TASK DESCRIPTION:
Pick out each line of the records that includes the string "JSON", and copy it.

ITEMS:
** start **
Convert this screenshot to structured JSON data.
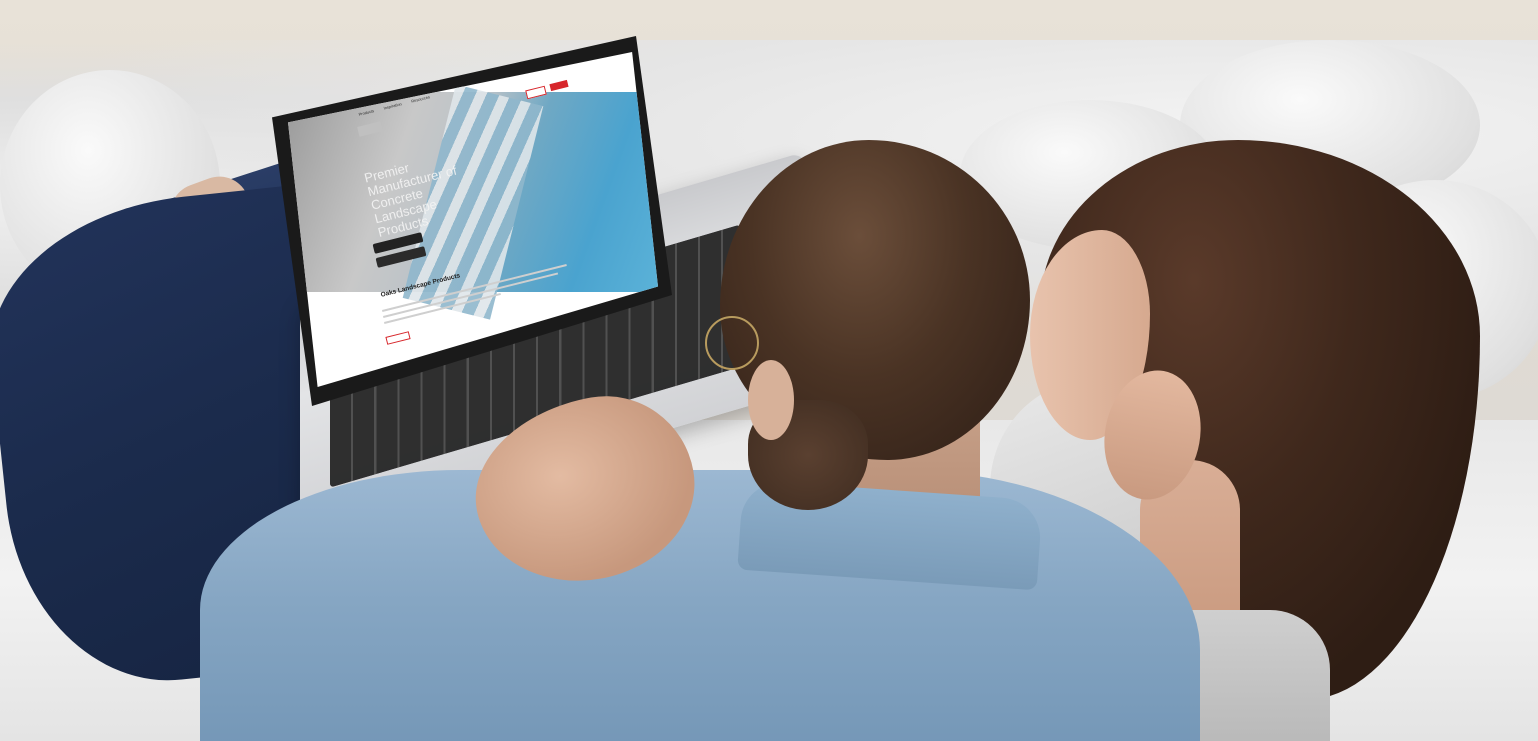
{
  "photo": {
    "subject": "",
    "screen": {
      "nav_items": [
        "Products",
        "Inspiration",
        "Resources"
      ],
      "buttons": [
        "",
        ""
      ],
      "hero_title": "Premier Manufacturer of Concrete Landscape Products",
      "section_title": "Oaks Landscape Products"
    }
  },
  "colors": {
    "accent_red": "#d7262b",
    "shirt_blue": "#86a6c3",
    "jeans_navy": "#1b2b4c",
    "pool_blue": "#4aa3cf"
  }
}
** end **
** start **
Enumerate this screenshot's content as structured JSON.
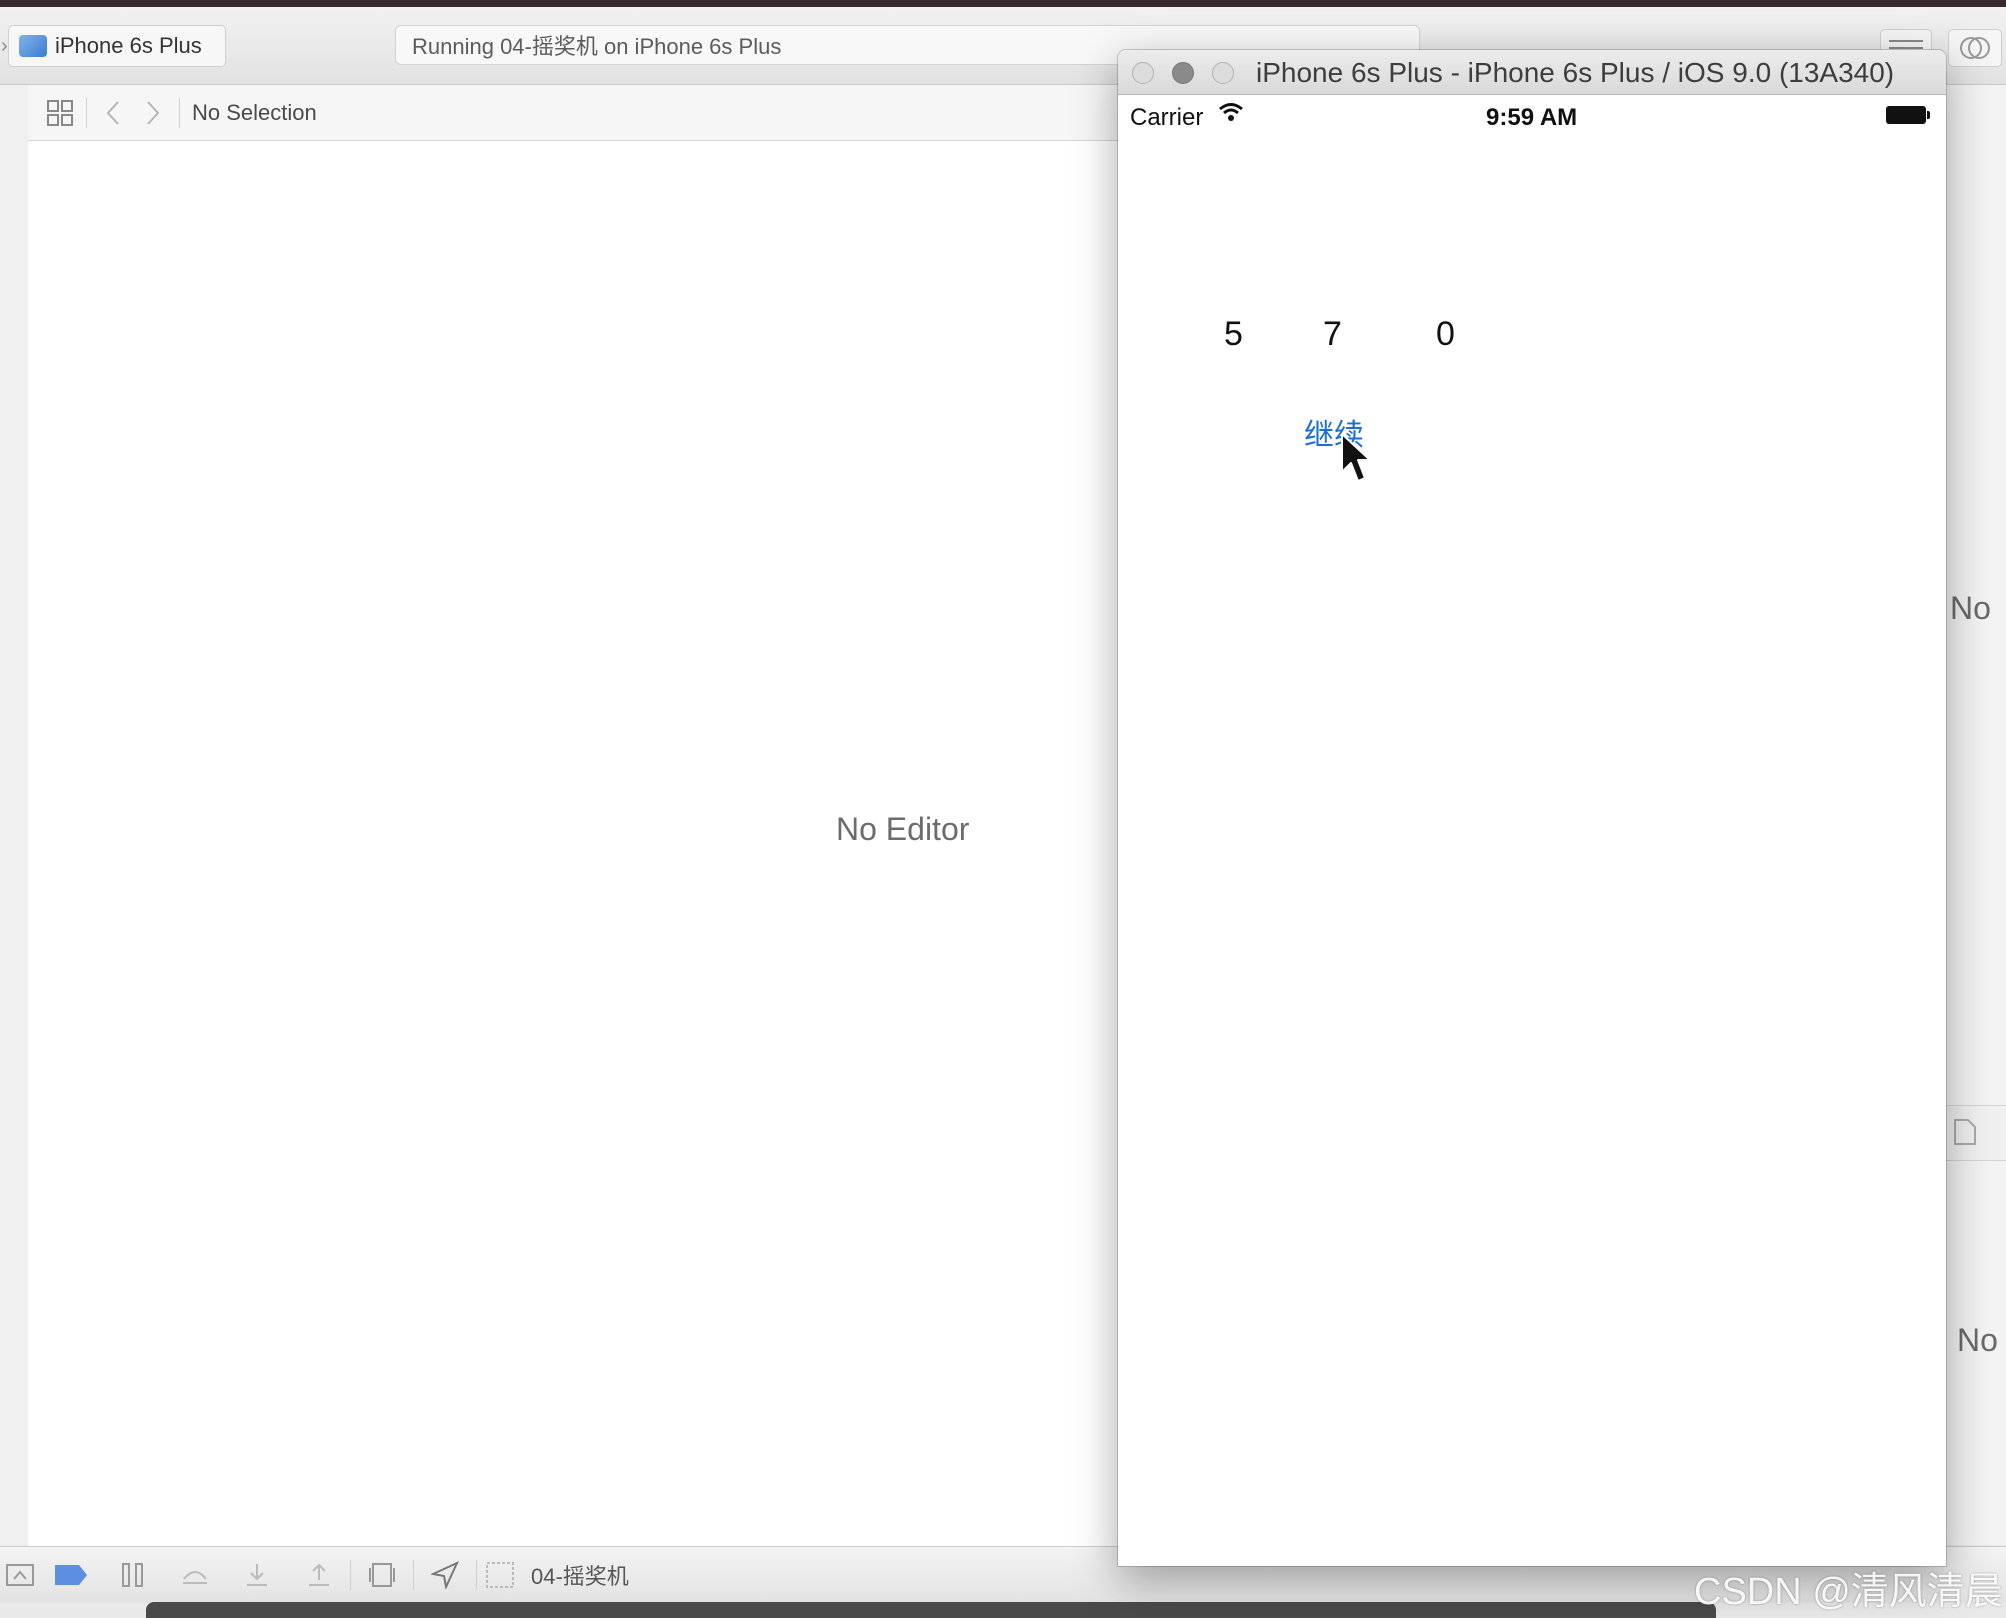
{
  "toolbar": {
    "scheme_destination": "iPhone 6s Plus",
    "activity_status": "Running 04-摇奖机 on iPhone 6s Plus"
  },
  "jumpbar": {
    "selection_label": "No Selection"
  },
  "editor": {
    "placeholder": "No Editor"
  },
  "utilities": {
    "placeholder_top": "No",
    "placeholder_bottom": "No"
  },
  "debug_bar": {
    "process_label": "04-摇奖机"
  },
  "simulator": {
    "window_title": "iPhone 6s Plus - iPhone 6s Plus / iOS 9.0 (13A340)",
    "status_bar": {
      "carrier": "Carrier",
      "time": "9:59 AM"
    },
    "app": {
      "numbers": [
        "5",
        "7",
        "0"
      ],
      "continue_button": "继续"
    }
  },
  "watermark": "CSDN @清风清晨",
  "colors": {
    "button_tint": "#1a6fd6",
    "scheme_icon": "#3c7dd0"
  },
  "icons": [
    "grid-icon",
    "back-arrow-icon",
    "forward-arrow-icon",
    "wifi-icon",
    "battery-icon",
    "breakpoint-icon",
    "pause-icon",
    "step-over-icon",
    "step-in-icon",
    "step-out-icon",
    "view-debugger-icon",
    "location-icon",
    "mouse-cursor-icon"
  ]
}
** end **
** start **
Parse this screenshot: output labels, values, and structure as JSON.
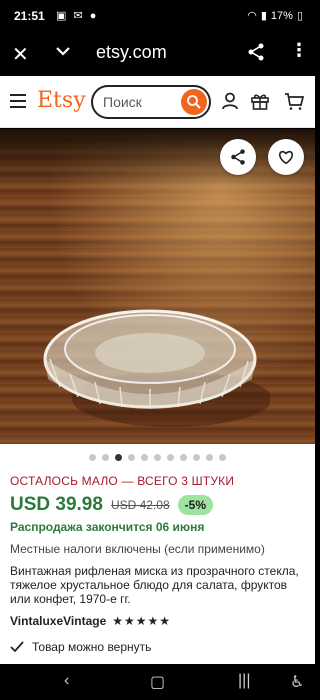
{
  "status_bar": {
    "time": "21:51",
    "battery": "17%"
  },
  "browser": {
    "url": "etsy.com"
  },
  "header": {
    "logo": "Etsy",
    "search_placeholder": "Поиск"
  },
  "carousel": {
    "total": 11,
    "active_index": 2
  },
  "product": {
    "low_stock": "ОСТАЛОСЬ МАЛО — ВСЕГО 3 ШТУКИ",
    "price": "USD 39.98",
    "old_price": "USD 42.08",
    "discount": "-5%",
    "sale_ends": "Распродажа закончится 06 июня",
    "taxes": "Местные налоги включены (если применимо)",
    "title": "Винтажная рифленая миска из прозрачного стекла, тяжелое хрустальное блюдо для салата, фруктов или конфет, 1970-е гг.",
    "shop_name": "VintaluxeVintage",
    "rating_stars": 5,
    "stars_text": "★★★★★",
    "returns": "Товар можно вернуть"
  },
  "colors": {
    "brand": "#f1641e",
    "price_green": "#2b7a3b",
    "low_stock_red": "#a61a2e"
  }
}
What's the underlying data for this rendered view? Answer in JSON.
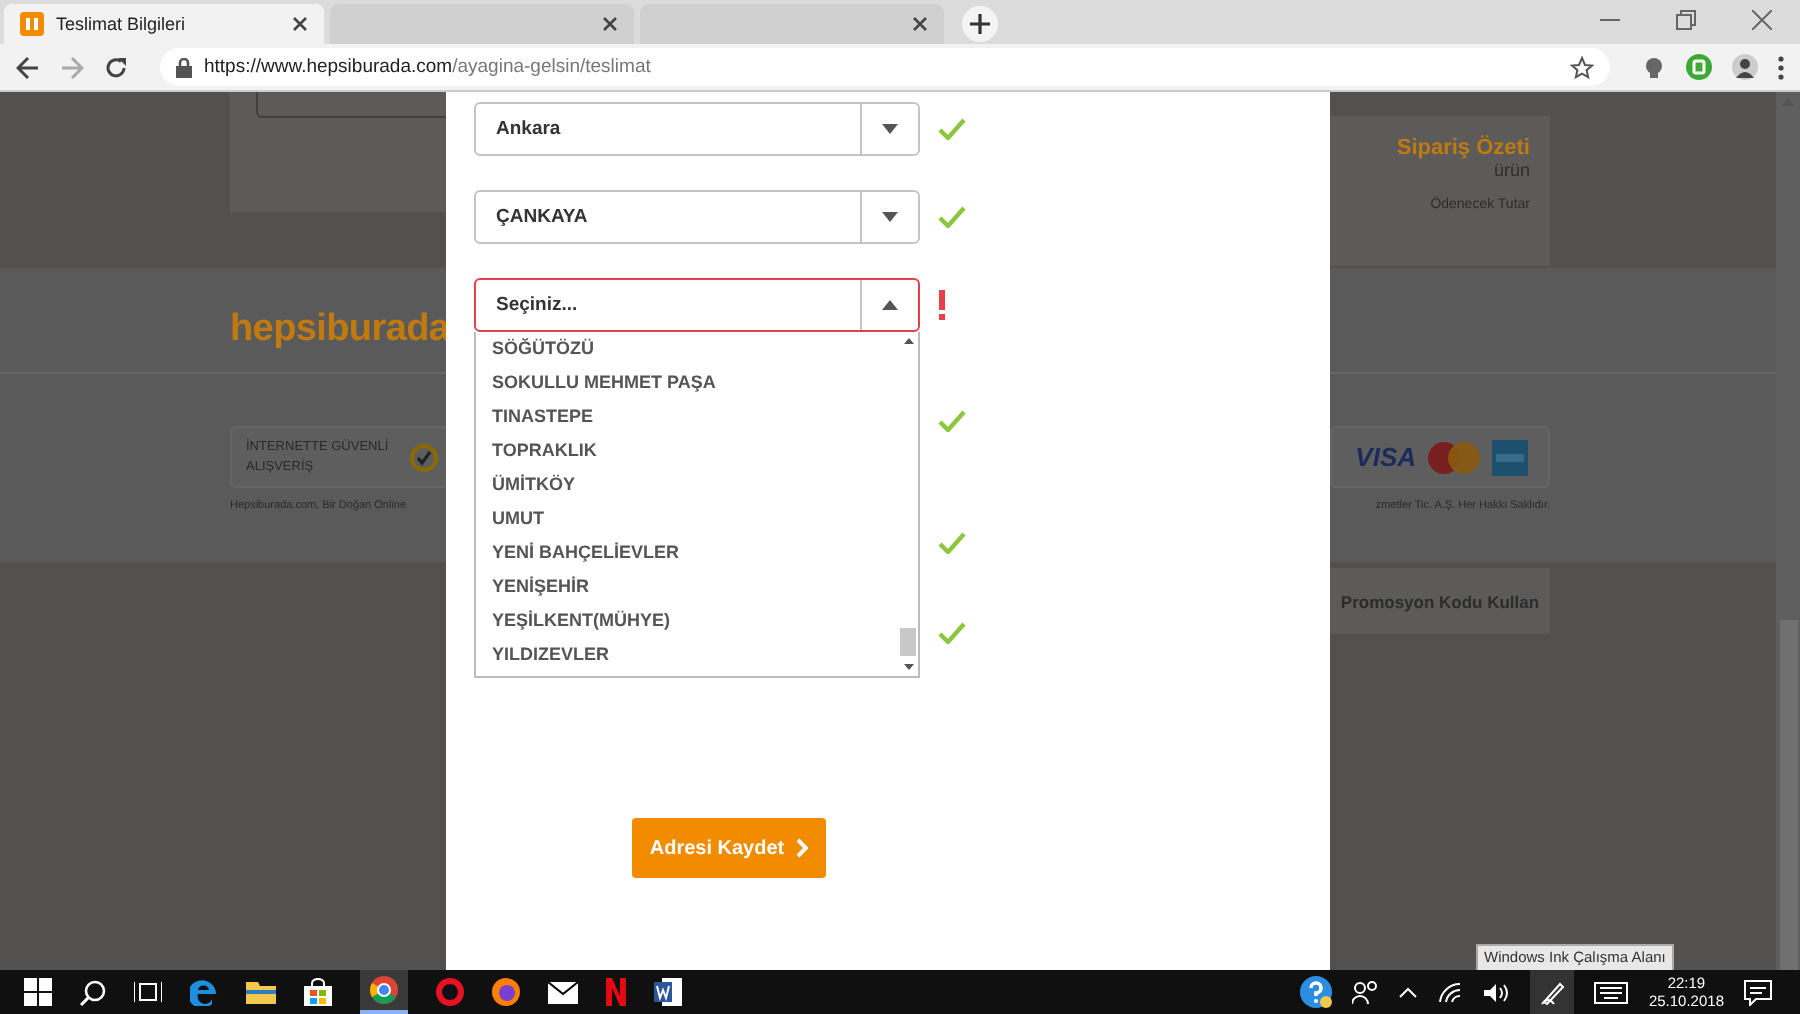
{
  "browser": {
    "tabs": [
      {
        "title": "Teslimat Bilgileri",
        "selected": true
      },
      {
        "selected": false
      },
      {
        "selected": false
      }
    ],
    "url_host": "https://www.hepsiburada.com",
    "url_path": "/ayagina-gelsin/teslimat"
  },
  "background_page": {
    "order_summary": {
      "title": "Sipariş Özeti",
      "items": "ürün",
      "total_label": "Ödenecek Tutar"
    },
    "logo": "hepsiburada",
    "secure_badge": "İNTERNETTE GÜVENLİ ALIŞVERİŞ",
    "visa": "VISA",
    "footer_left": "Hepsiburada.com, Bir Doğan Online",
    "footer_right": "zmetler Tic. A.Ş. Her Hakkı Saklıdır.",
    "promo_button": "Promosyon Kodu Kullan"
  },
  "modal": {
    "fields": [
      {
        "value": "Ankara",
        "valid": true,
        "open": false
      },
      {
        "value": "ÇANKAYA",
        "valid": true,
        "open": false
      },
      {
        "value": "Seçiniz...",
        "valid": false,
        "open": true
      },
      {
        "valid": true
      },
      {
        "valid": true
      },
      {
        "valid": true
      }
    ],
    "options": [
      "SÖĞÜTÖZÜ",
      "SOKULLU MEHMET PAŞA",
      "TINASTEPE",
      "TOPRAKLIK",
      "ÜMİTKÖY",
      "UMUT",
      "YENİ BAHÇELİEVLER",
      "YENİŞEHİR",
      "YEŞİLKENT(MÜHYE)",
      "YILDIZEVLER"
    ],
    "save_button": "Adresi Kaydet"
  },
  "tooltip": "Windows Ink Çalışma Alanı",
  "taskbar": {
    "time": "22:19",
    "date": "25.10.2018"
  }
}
** end **
ANSWER FOR THIS EXERCISE:
Convert this screenshot to structured JSON data.
Enumerate this screenshot's content as structured JSON.
Parse this screenshot: output labels, values, and structure as JSON.
What's the underlying data for this rendered view? Answer in JSON.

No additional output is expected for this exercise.